- Supplied passage:
>>>

Larry Lagin talks about his passion for art following a 40-year career as a scientist

At an early age, Larry Lagin knew he wanted to become a scientist and he also had a love for the arts. After a lengthy career of solving scientific problems, he now blends his knowledge of science into art while reaching out to the community and encouraging young people to dream big.

Lagin, who has been described as a Renaissance man by many of his friends and colleagues, worked for 40 years as a scientist trying to recreate the energy of the stars. His desire in trying to tame nature by creating order out of chaos led him to work on the nation’s leading fusion projects. He worked on the Tokamak Fusion Test Reactor project at Princeton Plasma Physics Laboratory (PPPL) and served as a deputy project manager for the Lab’s National Ignition Facility (NIF), the world’s largest and most energetic laser.

After retiring from LLNL in 2014, Lagin returned to the classroom but this time instead of science he focused on art. Lagin began taking classes in a specialized drawing certificate program at the University of California Berkeley Extension. In 2018, he also completed a graduate certificate program in visual arts, specializing in painting. At that time, Lagin started renting studio space at the Bothwell Arts Center in Livermore, where he now is a resident artist. He regularly participates in art shows and art fairs in the Tri-Valley and throughout the Bay Area. During this time, he knew he wanted to give back to the community and share his passion for art.

<<<

- Objective a:
Write out the passage about Larry Lagin's move from science to art word for word, in full.

- Data lines:
>>>

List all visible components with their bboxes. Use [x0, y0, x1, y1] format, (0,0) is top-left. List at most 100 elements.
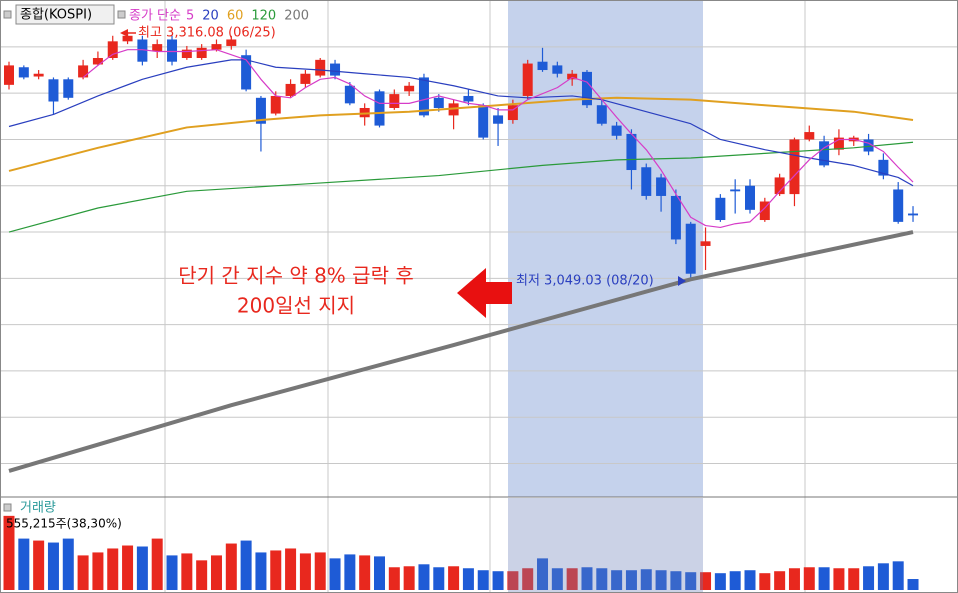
high-annotation: 최고 3,316.08 (06/25)	[138, 26, 276, 41]
volume-bar	[744, 570, 756, 590]
volume-bar	[596, 568, 608, 590]
volume-bar	[92, 552, 104, 590]
volume-bar	[210, 555, 222, 590]
highlight-band-volume	[508, 498, 703, 593]
candle-body	[493, 115, 504, 124]
candle-body	[107, 41, 118, 58]
candle-body	[33, 73, 44, 77]
ma-lines	[8, 49, 914, 473]
volume-bar	[33, 540, 45, 590]
candle-body	[908, 213, 919, 216]
volume-bar	[329, 558, 341, 590]
highlight-band	[508, 0, 703, 497]
candle-body	[418, 77, 429, 116]
volume-bar	[877, 563, 889, 590]
candle-body	[48, 79, 59, 102]
volume-bar	[566, 568, 578, 590]
candle-body	[670, 195, 681, 240]
candle-body	[241, 55, 252, 90]
volume-bar	[107, 548, 119, 590]
callout-arrow	[457, 268, 512, 318]
candle-body	[285, 83, 296, 96]
volume-bar	[700, 572, 712, 590]
volume-bar	[670, 571, 682, 590]
candle-body	[774, 177, 785, 195]
volume-bar	[418, 564, 430, 590]
candle-body	[92, 57, 103, 65]
candle-body	[137, 39, 148, 62]
volume-bar	[225, 543, 237, 590]
candle-body	[626, 133, 637, 171]
candle-body	[552, 65, 563, 74]
volume-bar	[166, 555, 178, 590]
candle-body	[567, 73, 578, 80]
candle-body	[789, 139, 800, 195]
volume-bar	[759, 573, 771, 590]
volume-bar	[477, 570, 489, 590]
volume-bar	[448, 566, 460, 590]
candle-body	[255, 97, 266, 124]
volume-bar	[47, 542, 59, 590]
volume-bar	[714, 573, 726, 590]
legend-icon	[3, 10, 12, 19]
candle-body	[893, 189, 904, 222]
volume-bar	[181, 553, 193, 590]
candle-body	[878, 159, 889, 176]
chart-title: 종합(KOSPI)	[20, 8, 92, 23]
candle-body	[759, 201, 770, 221]
volume-bar	[640, 569, 652, 590]
volume-bar	[625, 570, 637, 590]
candle-body	[63, 79, 74, 98]
volume-bar	[818, 567, 830, 590]
candle-body	[152, 44, 163, 52]
low-annotation: 최저 3,049.03 (08/20)	[516, 274, 654, 289]
volume-bar	[848, 568, 860, 590]
volume-bar	[551, 568, 563, 590]
volume-label: 거래량	[20, 501, 56, 516]
volume-bar	[388, 567, 400, 590]
high-arrow-head	[120, 29, 128, 37]
candle-body	[522, 63, 533, 96]
volume-bar	[788, 568, 800, 590]
ma-line	[8, 141, 914, 233]
candle-body	[730, 189, 741, 192]
legend-entry: 5	[186, 9, 194, 24]
volume-bar	[3, 515, 15, 590]
candle-body	[700, 241, 711, 246]
volume-bar	[344, 554, 356, 590]
candle-body	[433, 97, 444, 108]
candle-body	[804, 132, 815, 140]
low-arrow-head	[678, 276, 686, 286]
candle-body	[478, 105, 489, 138]
legend-entry: 60	[227, 9, 244, 24]
candle-body	[685, 223, 696, 274]
candle-body	[404, 85, 415, 92]
candle-body	[211, 44, 222, 50]
candle-body	[181, 49, 192, 58]
volume-bar	[240, 540, 252, 590]
legend-entry: 200	[284, 9, 309, 24]
volume-bar	[196, 560, 208, 590]
candle-body	[315, 59, 326, 76]
volume-bar	[374, 556, 385, 590]
legend-icon	[117, 10, 126, 19]
volume-bar	[359, 555, 371, 590]
candle-body	[819, 141, 830, 166]
volume-bar	[255, 552, 267, 590]
volume-bar	[77, 555, 89, 590]
volume-bar	[18, 538, 30, 590]
volume-bar	[892, 561, 904, 590]
volume-bar	[403, 566, 415, 590]
candle-body	[641, 167, 652, 196]
volume-bar	[462, 568, 474, 590]
ma-line	[82, 49, 914, 229]
ma-line	[8, 59, 914, 187]
volume-bar	[136, 546, 148, 590]
volume-bar	[655, 570, 667, 590]
candle-body	[581, 71, 592, 106]
candle-body	[300, 73, 311, 84]
volume-bar	[685, 572, 697, 590]
volume-bar	[507, 571, 519, 590]
candle-body	[226, 39, 237, 46]
candle-body	[863, 139, 874, 152]
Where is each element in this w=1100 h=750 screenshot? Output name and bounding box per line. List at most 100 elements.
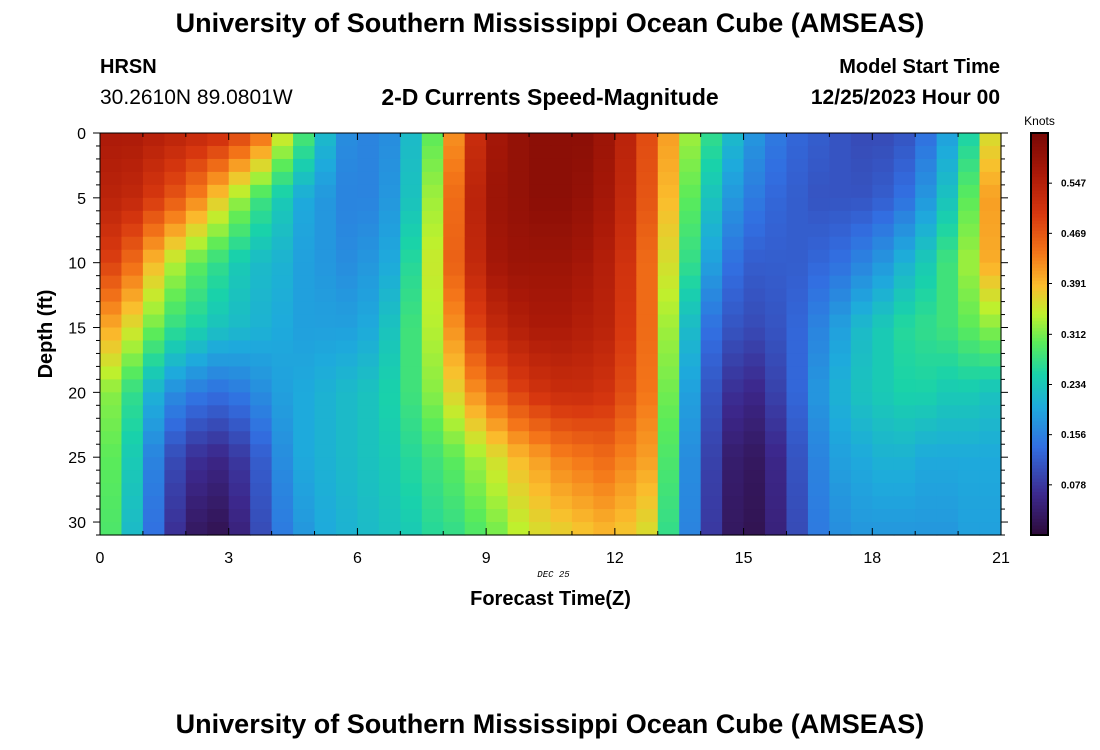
heatmap-cell [207, 275, 230, 290]
heatmap-cell [936, 392, 959, 406]
heatmap-cell [743, 340, 766, 355]
heatmap-cell [829, 470, 852, 484]
heatmap-cell [142, 470, 165, 484]
heatmap-cell [593, 236, 616, 251]
heatmap-cell [443, 288, 466, 303]
heatmap-cell [207, 197, 230, 212]
heatmap-cell [915, 353, 938, 368]
heatmap-cell [765, 457, 788, 471]
heatmap-cell [378, 509, 401, 523]
heatmap-cell [679, 379, 702, 393]
colorbar-segment [1031, 176, 1048, 181]
heatmap-cell [657, 171, 680, 186]
heatmap-cell [142, 197, 165, 212]
heatmap-cell [657, 288, 680, 303]
heatmap-cell [228, 405, 251, 419]
heatmap-cell [593, 133, 616, 147]
colorbar-segment [1031, 474, 1048, 479]
colorbar-segment [1031, 139, 1048, 144]
heatmap-cell [979, 483, 1002, 497]
heatmap-cell [786, 158, 809, 173]
heatmap-cell [979, 327, 1002, 342]
heatmap-cell [614, 457, 637, 471]
colorbar-segment [1031, 494, 1048, 499]
heatmap-cell [614, 158, 637, 173]
heatmap-cell [314, 133, 337, 147]
colorbar-segment [1031, 270, 1048, 275]
heatmap-cell [636, 483, 659, 497]
heatmap-cell [936, 366, 959, 380]
heatmap-cell [700, 431, 723, 445]
heatmap-cell [614, 431, 637, 445]
heatmap-cell [636, 509, 659, 523]
heatmap-cell [765, 314, 788, 329]
heatmap-cell [850, 405, 873, 419]
heatmap-cell [936, 379, 959, 393]
heatmap-cell [700, 275, 723, 290]
heatmap-cell [893, 509, 916, 523]
heatmap-cell [164, 184, 187, 199]
heatmap-cell [829, 496, 852, 510]
heatmap-cell [228, 392, 251, 406]
heatmap-cell [765, 223, 788, 238]
heatmap-cell [807, 444, 830, 458]
heatmap-cell [743, 301, 766, 316]
heatmap-cell [636, 522, 659, 536]
heatmap-cell [915, 496, 938, 510]
heatmap-cell [142, 483, 165, 497]
heatmap-cell [786, 288, 809, 303]
heatmap-cell [829, 171, 852, 186]
heatmap-cell [335, 223, 359, 238]
heatmap-cell [657, 483, 680, 497]
y-axis-label: Depth (ft) [35, 290, 57, 379]
heatmap-cell [228, 184, 251, 199]
colorbar-segment [1031, 310, 1048, 315]
heatmap-cell [657, 223, 680, 238]
heatmap-cell [142, 171, 165, 186]
heatmap-cell [357, 522, 380, 536]
heatmap-cell [464, 145, 487, 160]
heatmap-cell [743, 431, 766, 445]
heatmap-cell [185, 288, 208, 303]
heatmap-cell [571, 379, 594, 393]
heatmap-cell [550, 145, 573, 160]
heatmap-cell [593, 444, 616, 458]
heatmap-cell [679, 327, 702, 342]
heatmap-cell [700, 210, 723, 225]
heatmap-cell [550, 431, 573, 445]
heatmap-cell [421, 275, 444, 290]
colorbar-segment [1031, 243, 1048, 248]
heatmap-cell [271, 457, 294, 471]
heatmap-cell [958, 288, 981, 303]
heatmap-cell [807, 509, 830, 523]
heatmap-cell [293, 366, 316, 380]
heatmap-cell [228, 431, 251, 445]
heatmap-cell [250, 145, 273, 160]
heatmap-cell [722, 275, 745, 290]
heatmap-cell [979, 145, 1002, 160]
station-coordinates: 30.2610N 89.0801W [100, 86, 293, 109]
heatmap-cell [250, 327, 273, 342]
heatmap-cell [271, 301, 294, 316]
heatmap-cell [335, 470, 359, 484]
heatmap-cell [657, 262, 680, 277]
heatmap-cell [807, 197, 830, 212]
heatmap-cell [743, 197, 766, 212]
heatmap-cell [936, 133, 959, 147]
heatmap-cell [636, 353, 659, 368]
heatmap-cell [421, 457, 444, 471]
heatmap-cell [421, 340, 444, 355]
heatmap-cell [314, 223, 337, 238]
heatmap-cell [271, 366, 294, 380]
heatmap-cell [486, 379, 509, 393]
heatmap-cell [786, 314, 809, 329]
heatmap-cell [400, 405, 423, 419]
heatmap-cell [228, 509, 251, 523]
heatmap-cell [207, 392, 230, 406]
heatmap-cell [400, 249, 423, 264]
heatmap-cell [142, 340, 165, 355]
heatmap-cell [807, 483, 830, 497]
heatmap-cell [743, 314, 766, 329]
heatmap-cell [464, 431, 487, 445]
heatmap-cell [722, 522, 745, 536]
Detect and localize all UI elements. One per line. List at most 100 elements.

<<<

- Objective b:
From the listing, give again the lines starting with the line that contains "heatmap-cell [207, 275, 230, 290]" and going on through the line that contains "heatmap-cell [979, 483, 1002, 497]", both included, reproducing each one precisely.

- Task response a:
Larry Lagin talks about his passion for art following a 40-year career as a scientist

At an early age, Larry Lagin knew he wanted to become a scientist and he also had a love for the arts. After a lengthy career of solving scientific problems, he now blends his knowledge of science into art while reaching out to the community and encouraging young people to dream big.

Lagin, who has been described as a Renaissance man by many of his friends and colleagues, worked for 40 years as a scientist trying to recreate the energy of the stars. His desire in trying to tame nature by creating order out of chaos led him to work on the nation’s leading fusion projects. He worked on the Tokamak Fusion Test Reactor project at Princeton Plasma Physics Laboratory (PPPL) and served as a deputy project manager for the Lab’s National Ignition Facility (NIF), the world’s largest and most energetic laser.

After retiring from LLNL in 2014, Lagin returned to the classroom but this time instead of science he focused on art. Lagin began taking classes in a specialized drawing certificate program at the University of California Berkeley Extension. In 2018, he also completed a graduate certificate program in visual arts, specializing in painting. At that time, Lagin started renting studio space at the Bothwell Arts Center in Livermore, where he now is a resident artist. He regularly participates in art shows and art fairs in the Tri-Valley and throughout the Bay Area. During this time, he knew he wanted to give back to the community and share his passion for art.

- Task response b:
heatmap-cell [207, 275, 230, 290]
heatmap-cell [936, 392, 959, 406]
heatmap-cell [743, 340, 766, 355]
heatmap-cell [829, 470, 852, 484]
heatmap-cell [142, 470, 165, 484]
heatmap-cell [593, 236, 616, 251]
heatmap-cell [443, 288, 466, 303]
heatmap-cell [207, 197, 230, 212]
heatmap-cell [915, 353, 938, 368]
heatmap-cell [765, 457, 788, 471]
heatmap-cell [378, 509, 401, 523]
heatmap-cell [679, 379, 702, 393]
colorbar-segment [1031, 176, 1048, 181]
heatmap-cell [657, 171, 680, 186]
heatmap-cell [142, 197, 165, 212]
heatmap-cell [657, 288, 680, 303]
heatmap-cell [228, 405, 251, 419]
heatmap-cell [593, 133, 616, 147]
colorbar-segment [1031, 474, 1048, 479]
colorbar-segment [1031, 139, 1048, 144]
heatmap-cell [979, 483, 1002, 497]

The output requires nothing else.